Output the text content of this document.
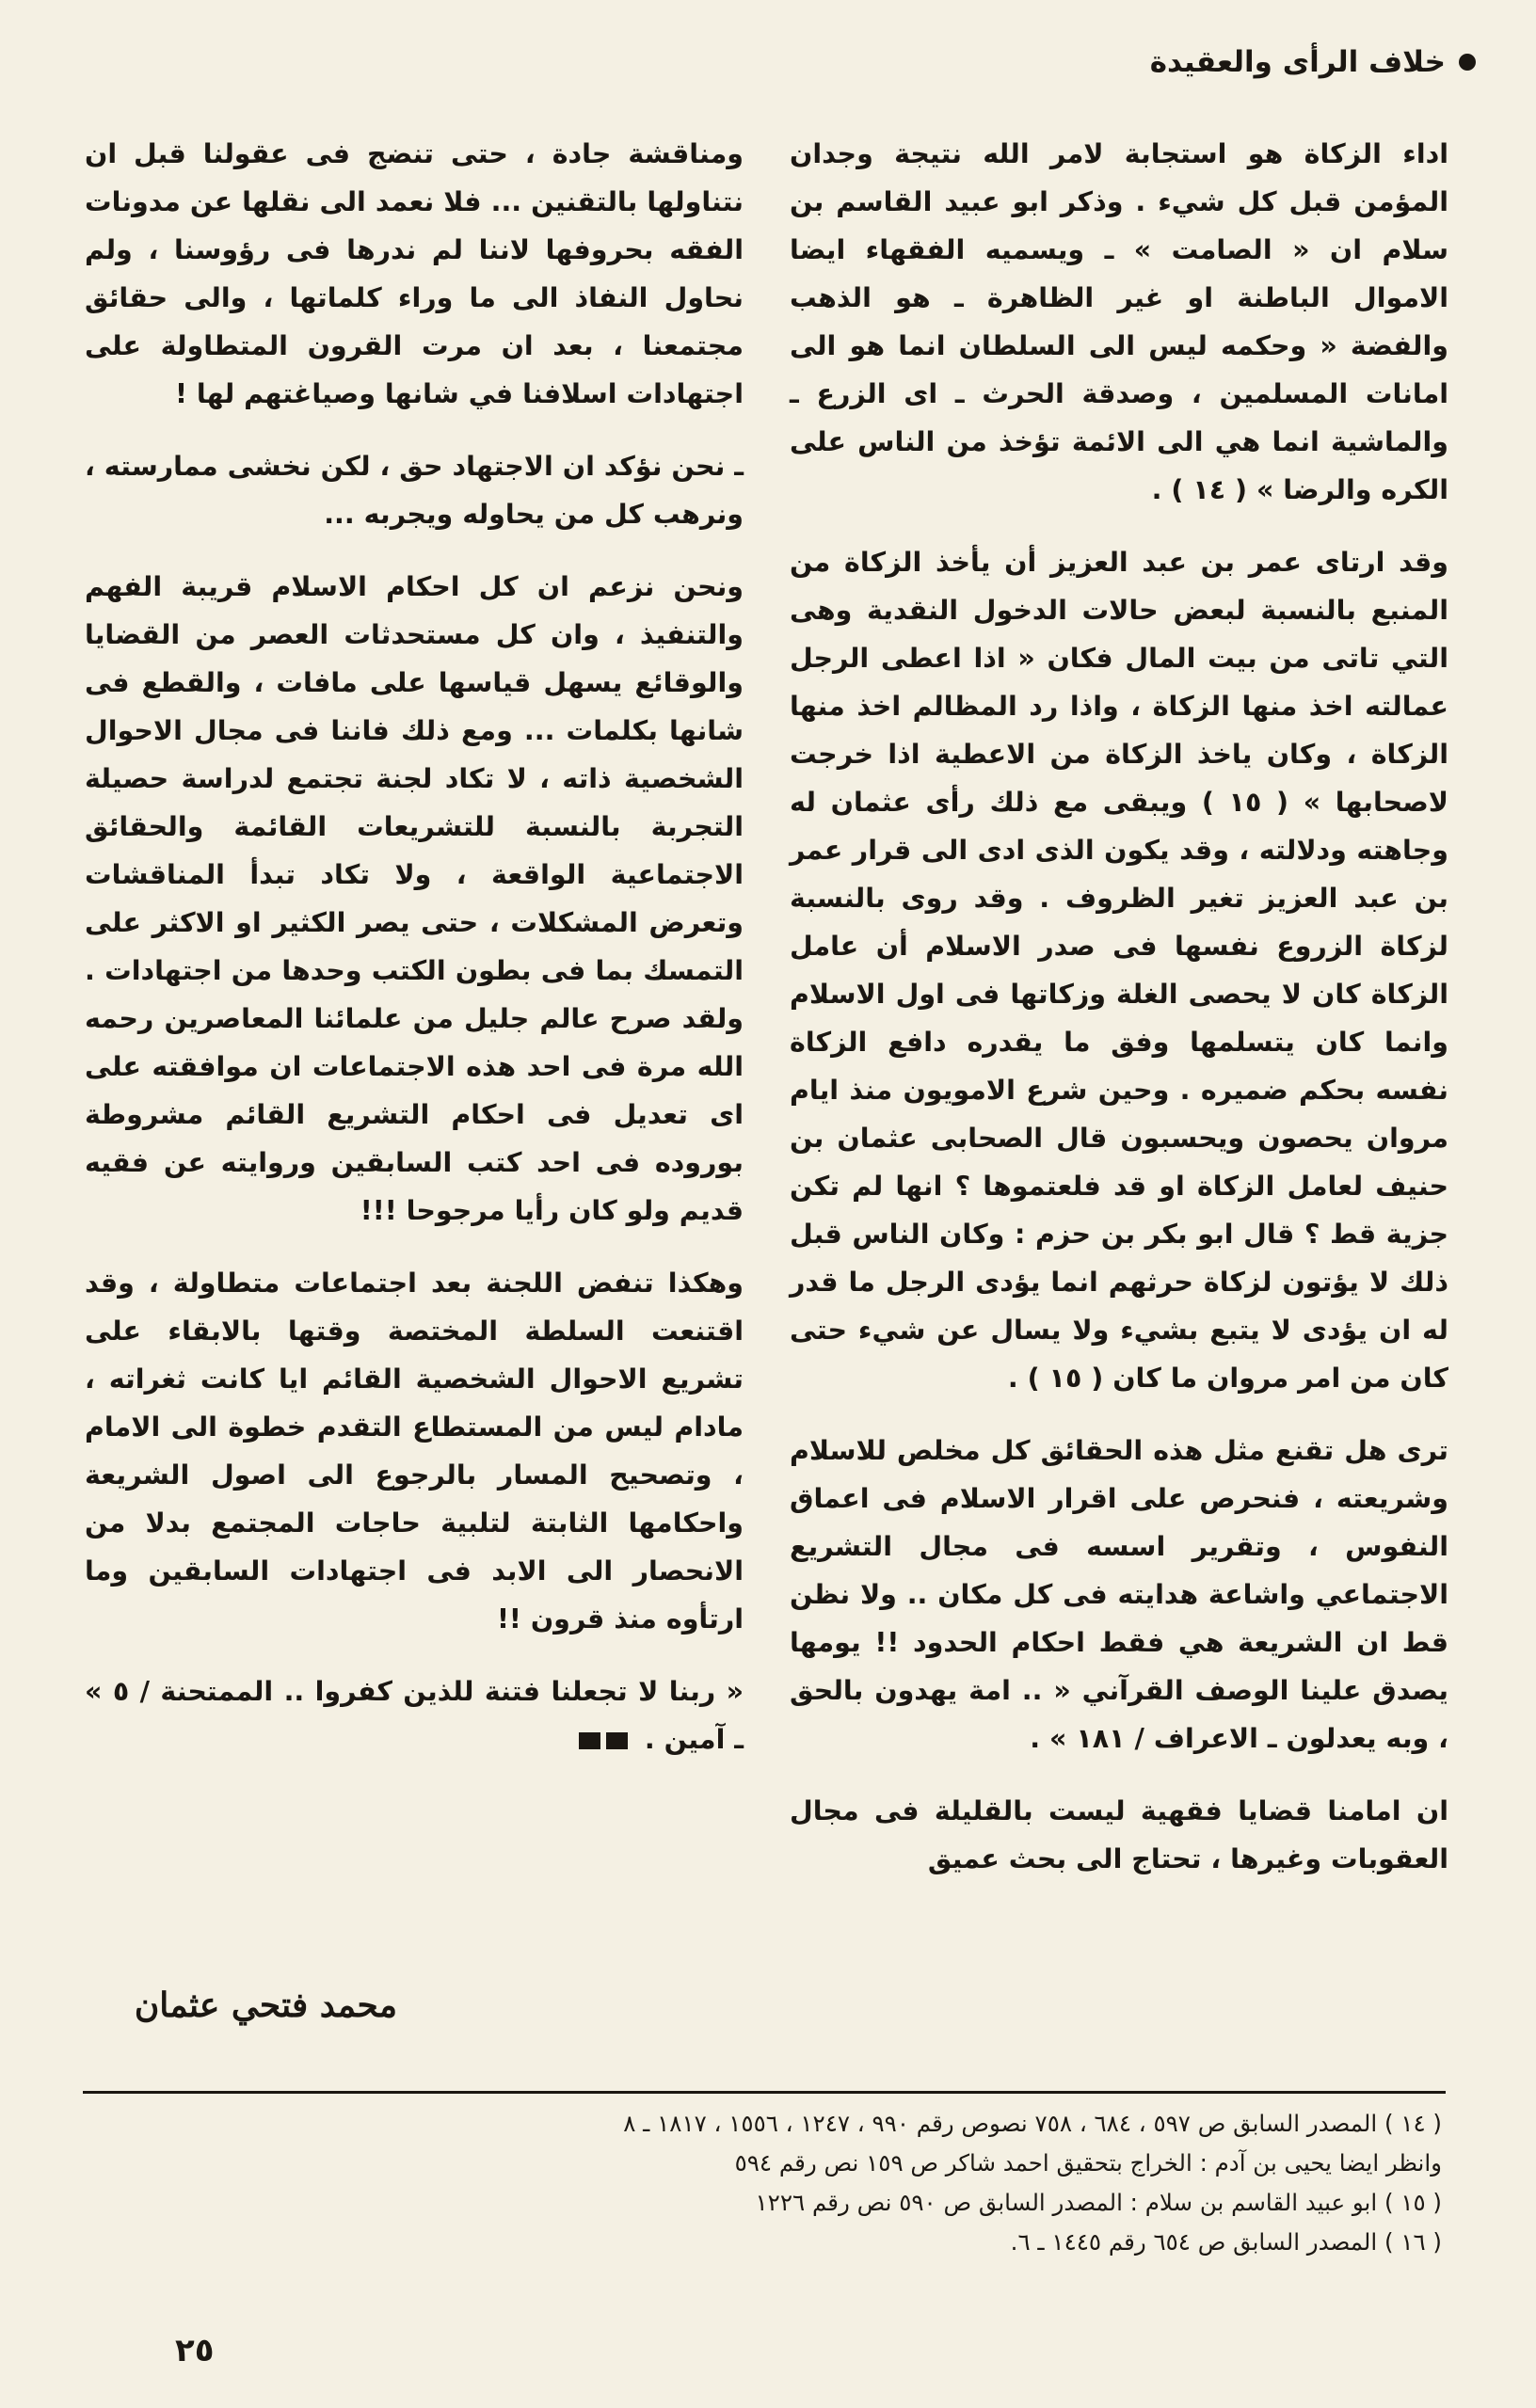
خلاف الرأى والعقيدة

اداء الزكاة هو استجابة لامر الله نتيجة وجدان المؤمن قبل كل شيء . وذكر ابو عبيد القاسم بن سلام ان « الصامت » ـ ويسميه الفقهاء ايضا الاموال الباطنة او غير الظاهرة ـ هو الذهب والفضة « وحكمه ليس الى السلطان انما هو الى امانات المسلمين ، وصدقة الحرث ـ اى الزرع ـ والماشية انما هي الى الائمة تؤخذ من الناس على الكره والرضا » ( ١٤ ) .

وقد ارتاى عمر بن عبد العزيز أن يأخذ الزكاة من المنبع بالنسبة لبعض حالات الدخول النقدية وهى التي تاتى من بيت المال فكان « اذا اعطى الرجل عمالته اخذ منها الزكاة ، واذا رد المظالم اخذ منها الزكاة ، وكان ياخذ الزكاة من الاعطية اذا خرجت لاصحابها » ( ١٥ ) ويبقى مع ذلك رأى عثمان له وجاهته ودلالته ، وقد يكون الذى ادى الى قرار عمر بن عبد العزيز تغير الظروف . وقد روى بالنسبة لزكاة الزروع نفسها فى صدر الاسلام أن عامل الزكاة كان لا يحصى الغلة وزكاتها فى اول الاسلام وانما كان يتسلمها وفق ما يقدره دافع الزكاة نفسه بحكم ضميره . وحين شرع الامويون منذ ايام مروان يحصون ويحسبون قال الصحابى عثمان بن حنيف لعامل الزكاة او قد فلعتموها ؟ انها لم تكن جزية قط ؟ قال ابو بكر بن حزم : وكان الناس قبل ذلك لا يؤتون لزكاة حرثهم انما يؤدى الرجل ما قدر له ان يؤدى لا يتبع بشيء ولا يسال عن شيء حتى كان من امر مروان ما كان ( ١٥ ) .

ترى هل تقنع مثل هذه الحقائق كل مخلص للاسلام وشريعته ، فنحرص على اقرار الاسلام فى اعماق النفوس ، وتقرير اسسه فى مجال التشريع الاجتماعي واشاعة هدايته فى كل مكان .. ولا نظن قط ان الشريعة هي فقط احكام الحدود !! يومها يصدق علينا الوصف القرآني « .. امة يهدون بالحق ، وبه يعدلون ـ الاعراف / ١٨١ » .

ان امامنا قضايا فقهية ليست بالقليلة فى مجال العقوبات وغيرها ، تحتاج الى بحث عميق

ومناقشة جادة ، حتى تنضج فى عقولنا قبل ان نتناولها بالتقنين ... فلا نعمد الى نقلها عن مدونات الفقه بحروفها لاننا لم ندرها فى رؤوسنا ، ولم نحاول النفاذ الى ما وراء كلماتها ، والى حقائق مجتمعنا ، بعد ان مرت القرون المتطاولة على اجتهادات اسلافنا في شانها وصياغتهم لها !

ـ نحن نؤكد ان الاجتهاد حق ، لكن نخشى ممارسته ، ونرهب كل من يحاوله ويجربه ...

ونحن نزعم ان كل احكام الاسلام قريبة الفهم والتنفيذ ، وان كل مستحدثات العصر من القضايا والوقائع يسهل قياسها على مافات ، والقطع فى شانها بكلمات ... ومع ذلك فاننا فى مجال الاحوال الشخصية ذاته ، لا تكاد لجنة تجتمع لدراسة حصيلة التجربة بالنسبة للتشريعات القائمة والحقائق الاجتماعية الواقعة ، ولا تكاد تبدأ المناقشات وتعرض المشكلات ، حتى يصر الكثير او الاكثر على التمسك بما فى بطون الكتب وحدها من اجتهادات . ولقد صرح عالم جليل من علمائنا المعاصرين رحمه الله مرة فى احد هذه الاجتماعات ان موافقته على اى تعديل فى احكام التشريع القائم مشروطة بوروده فى احد كتب السابقين وروايته عن فقيه قديم ولو كان رأيا مرجوحا !!!

وهكذا تنفض اللجنة بعد اجتماعات متطاولة ، وقد اقتنعت السلطة المختصة وقتها بالابقاء على تشريع الاحوال الشخصية القائم ايا كانت ثغراته ، مادام ليس من المستطاع التقدم خطوة الى الامام ، وتصحيح المسار بالرجوع الى اصول الشريعة واحكامها الثابتة لتلبية حاجات المجتمع بدلا من الانحصار الى الابد فى اجتهادات السابقين وما ارتأوه منذ قرون !!

« ربنا لا تجعلنا فتنة للذين كفروا .. الممتحنة / ٥ » ـ آمين .

محمد فتحي عثمان
( ١٤ ) المصدر السابق ص ٥٩٧ ، ٦٨٤ ، ٧٥٨ نصوص رقم ٩٩٠ ، ١٢٤٧ ، ١٥٥٦ ، ١٨١٧ ـ ٨
وانظر ايضا يحيى بن آدم : الخراج بتحقيق احمد شاكر ص ١٥٩ نص رقم ٥٩٤
( ١٥ ) ابو عبيد القاسم بن سلام : المصدر السابق ص ٥٩٠ نص رقم ١٢٢٦
( ١٦ ) المصدر السابق ص ٦٥٤ رقم ١٤٤٥ ـ ٦.
٢٥
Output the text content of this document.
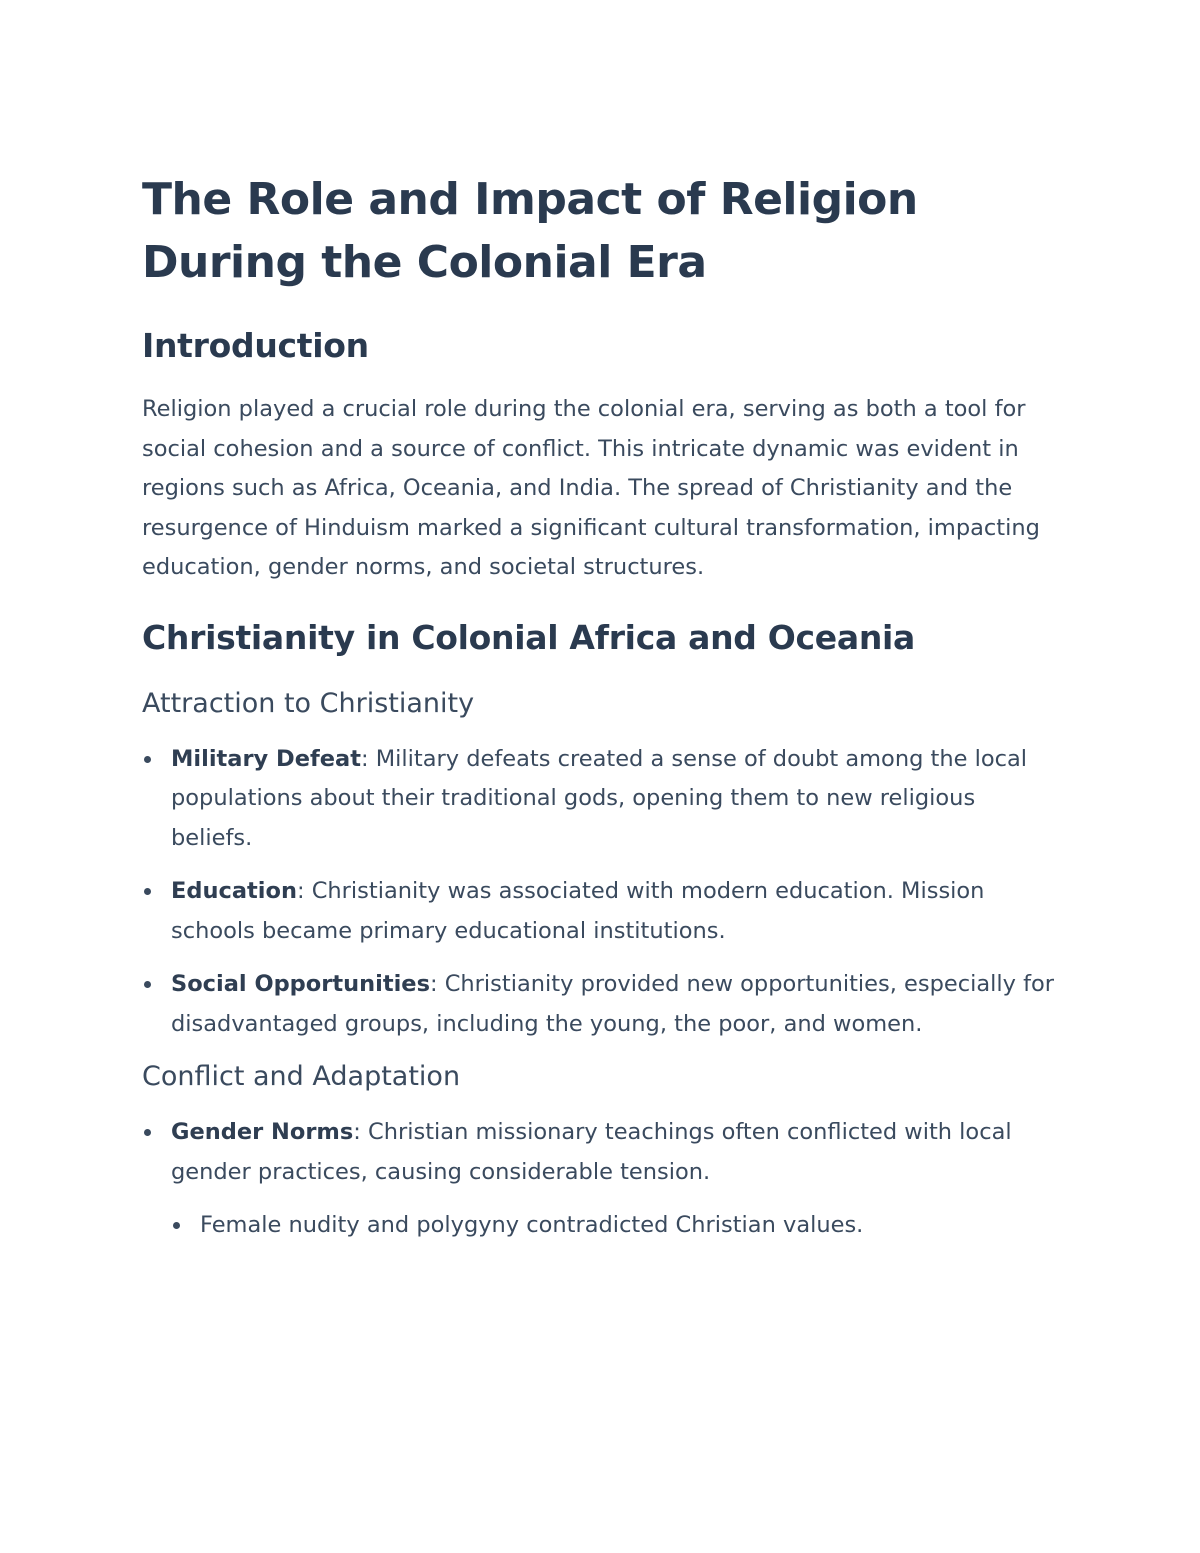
The Role and Impact of Religion During the Colonial Era
Introduction

Religion played a crucial role during the colonial era, serving as both a tool for social cohesion and a source of conflict. This intricate dynamic was evident in regions such as Africa, Oceania, and India. The spread of Christianity and the resurgence of Hinduism marked a significant cultural transformation, impacting education, gender norms, and societal structures.

Christianity in Colonial Africa and Oceania
Attraction to Christianity
Military Defeat: Military defeats created a sense of doubt among the local populations about their traditional gods, opening them to new religious beliefs.
Education: Christianity was associated with modern education. Mission schools became primary educational institutions.
Social Opportunities: Christianity provided new opportunities, especially for disadvantaged groups, including the young, the poor, and women.
Conflict and Adaptation
Gender Norms: Christian missionary teachings often conflicted with local gender practices, causing considerable tension.
Female nudity and polygyny contradicted Christian values.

----------

PROBLEM DESCRIPTION:
Give back every line exactly as it stands, pictures excluded.

FINAL RESULT:
Output the text content of this document.
خلاف الرأى والعقيدة

اداء الزكاة هو استجابة لامر الله نتيجة وجدان المؤمن قبل كل شيء . وذكر ابو عبيد القاسم بن سلام ان « الصامت » ـ ويسميه الفقهاء ايضا الاموال الباطنة او غير الظاهرة ـ هو الذهب والفضة « وحكمه ليس الى السلطان انما هو الى امانات المسلمين ، وصدقة الحرث ـ اى الزرع ـ والماشية انما هي الى الائمة تؤخذ من الناس على الكره والرضا » ( ١٤ ) .

وقد ارتاى عمر بن عبد العزيز أن يأخذ الزكاة من المنبع بالنسبة لبعض حالات الدخول النقدية وهى التي تاتى من بيت المال فكان « اذا اعطى الرجل عمالته اخذ منها الزكاة ، واذا رد المظالم اخذ منها الزكاة ، وكان ياخذ الزكاة من الاعطية اذا خرجت لاصحابها » ( ١٥ ) ويبقى مع ذلك رأى عثمان له وجاهته ودلالته ، وقد يكون الذى ادى الى قرار عمر بن عبد العزيز تغير الظروف . وقد روى بالنسبة لزكاة الزروع نفسها فى صدر الاسلام أن عامل الزكاة كان لا يحصى الغلة وزكاتها فى اول الاسلام وانما كان يتسلمها وفق ما يقدره دافع الزكاة نفسه بحكم ضميره . وحين شرع الامويون منذ ايام مروان يحصون ويحسبون قال الصحابى عثمان بن حنيف لعامل الزكاة او قد فلعتموها ؟ انها لم تكن جزية قط ؟ قال ابو بكر بن حزم : وكان الناس قبل ذلك لا يؤتون لزكاة حرثهم انما يؤدى الرجل ما قدر له ان يؤدى لا يتبع بشيء ولا يسال عن شيء حتى كان من امر مروان ما كان ( ١٥ ) .

ترى هل تقنع مثل هذه الحقائق كل مخلص للاسلام وشريعته ، فنحرص على اقرار الاسلام فى اعماق النفوس ، وتقرير اسسه فى مجال التشريع الاجتماعي واشاعة هدايته فى كل مكان .. ولا نظن قط ان الشريعة هي فقط احكام الحدود !! يومها يصدق علينا الوصف القرآني « .. امة يهدون بالحق ، وبه يعدلون ـ الاعراف / ١٨١ » .

ان امامنا قضايا فقهية ليست بالقليلة فى مجال العقوبات وغيرها ، تحتاج الى بحث عميق

ومناقشة جادة ، حتى تنضج فى عقولنا قبل ان نتناولها بالتقنين ... فلا نعمد الى نقلها عن مدونات الفقه بحروفها لاننا لم ندرها فى رؤوسنا ، ولم نحاول النفاذ الى ما وراء كلماتها ، والى حقائق مجتمعنا ، بعد ان مرت القرون المتطاولة على اجتهادات اسلافنا في شانها وصياغتهم لها !

ـ نحن نؤكد ان الاجتهاد حق ، لكن نخشى ممارسته ، ونرهب كل من يحاوله ويجربه ...

ونحن نزعم ان كل احكام الاسلام قريبة الفهم والتنفيذ ، وان كل مستحدثات العصر من القضايا والوقائع يسهل قياسها على مافات ، والقطع فى شانها بكلمات ... ومع ذلك فاننا فى مجال الاحوال الشخصية ذاته ، لا تكاد لجنة تجتمع لدراسة حصيلة التجربة بالنسبة للتشريعات القائمة والحقائق الاجتماعية الواقعة ، ولا تكاد تبدأ المناقشات وتعرض المشكلات ، حتى يصر الكثير او الاكثر على التمسك بما فى بطون الكتب وحدها من اجتهادات . ولقد صرح عالم جليل من علمائنا المعاصرين رحمه الله مرة فى احد هذه الاجتماعات ان موافقته على اى تعديل فى احكام التشريع القائم مشروطة بوروده فى احد كتب السابقين وروايته عن فقيه قديم ولو كان رأيا مرجوحا !!!

وهكذا تنفض اللجنة بعد اجتماعات متطاولة ، وقد اقتنعت السلطة المختصة وقتها بالابقاء على تشريع الاحوال الشخصية القائم ايا كانت ثغراته ، مادام ليس من المستطاع التقدم خطوة الى الامام ، وتصحيح المسار بالرجوع الى اصول الشريعة واحكامها الثابتة لتلبية حاجات المجتمع بدلا من الانحصار الى الابد فى اجتهادات السابقين وما ارتأوه منذ قرون !!

« ربنا لا تجعلنا فتنة للذين كفروا .. الممتحنة / ٥ » ـ آمين .

محمد فتحي عثمان
( ١٤ ) المصدر السابق ص ٥٩٧ ، ٦٨٤ ، ٧٥٨ نصوص رقم ٩٩٠ ، ١٢٤٧ ، ١٥٥٦ ، ١٨١٧ ـ ٨
وانظر ايضا يحيى بن آدم : الخراج بتحقيق احمد شاكر ص ١٥٩ نص رقم ٥٩٤
( ١٥ ) ابو عبيد القاسم بن سلام : المصدر السابق ص ٥٩٠ نص رقم ١٢٢٦
( ١٦ ) المصدر السابق ص ٦٥٤ رقم ١٤٤٥ ـ ٦.
٢٥
Output the text content of this document.
The Role and Impact of Religion During the Colonial Era
Introduction

Religion played a crucial role during the colonial era, serving as both a tool for social cohesion and a source of conflict. This intricate dynamic was evident in regions such as Africa, Oceania, and India. The spread of Christianity and the resurgence of Hinduism marked a significant cultural transformation, impacting education, gender norms, and societal structures.

Christianity in Colonial Africa and Oceania
Attraction to Christianity
Military Defeat: Military defeats created a sense of doubt among the local populations about their traditional gods, opening them to new religious beliefs.
Education: Christianity was associated with modern education. Mission schools became primary educational institutions.
Social Opportunities: Christianity provided new opportunities, especially for disadvantaged groups, including the young, the poor, and women.
Conflict and Adaptation
Gender Norms: Christian missionary teachings often conflicted with local gender practices, causing considerable tension.
Female nudity and polygyny contradicted Christian values.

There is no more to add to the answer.